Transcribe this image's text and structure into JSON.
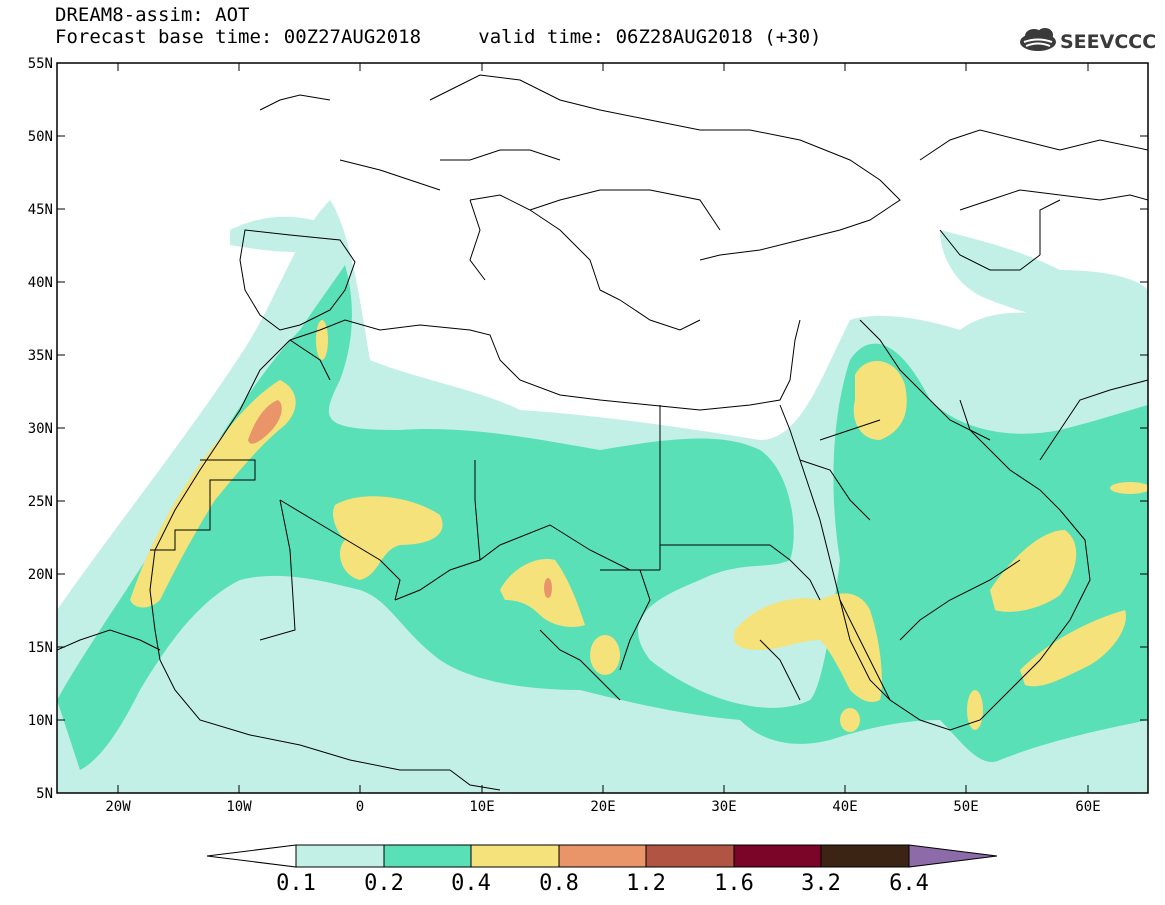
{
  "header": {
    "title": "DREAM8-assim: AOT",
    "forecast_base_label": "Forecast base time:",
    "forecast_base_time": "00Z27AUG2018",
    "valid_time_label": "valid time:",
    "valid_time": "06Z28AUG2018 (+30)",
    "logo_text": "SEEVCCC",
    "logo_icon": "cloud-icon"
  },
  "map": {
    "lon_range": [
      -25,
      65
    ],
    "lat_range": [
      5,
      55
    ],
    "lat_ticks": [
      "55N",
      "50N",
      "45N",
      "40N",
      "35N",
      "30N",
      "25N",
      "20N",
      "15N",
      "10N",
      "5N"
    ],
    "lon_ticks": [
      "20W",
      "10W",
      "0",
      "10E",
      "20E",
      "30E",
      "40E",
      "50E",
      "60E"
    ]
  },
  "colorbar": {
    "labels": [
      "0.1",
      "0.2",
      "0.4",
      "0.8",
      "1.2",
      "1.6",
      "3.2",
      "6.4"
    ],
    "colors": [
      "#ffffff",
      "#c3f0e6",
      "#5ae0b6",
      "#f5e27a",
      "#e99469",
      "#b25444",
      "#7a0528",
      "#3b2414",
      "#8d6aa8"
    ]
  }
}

Required work
Copy the listing in full and without alteration, omitting every picture.

Full solution
Transcribe this image's text and structure into JSON.
{
  "header": {
    "title": "DREAM8-assim: AOT",
    "forecast_base_label": "Forecast base time:",
    "forecast_base_time": "00Z27AUG2018",
    "valid_time_label": "valid time:",
    "valid_time": "06Z28AUG2018 (+30)",
    "logo_text": "SEEVCCC",
    "logo_icon": "cloud-icon"
  },
  "map": {
    "lon_range": [
      -25,
      65
    ],
    "lat_range": [
      5,
      55
    ],
    "lat_ticks": [
      "55N",
      "50N",
      "45N",
      "40N",
      "35N",
      "30N",
      "25N",
      "20N",
      "15N",
      "10N",
      "5N"
    ],
    "lon_ticks": [
      "20W",
      "10W",
      "0",
      "10E",
      "20E",
      "30E",
      "40E",
      "50E",
      "60E"
    ]
  },
  "colorbar": {
    "labels": [
      "0.1",
      "0.2",
      "0.4",
      "0.8",
      "1.2",
      "1.6",
      "3.2",
      "6.4"
    ],
    "colors": [
      "#ffffff",
      "#c3f0e6",
      "#5ae0b6",
      "#f5e27a",
      "#e99469",
      "#b25444",
      "#7a0528",
      "#3b2414",
      "#8d6aa8"
    ]
  }
}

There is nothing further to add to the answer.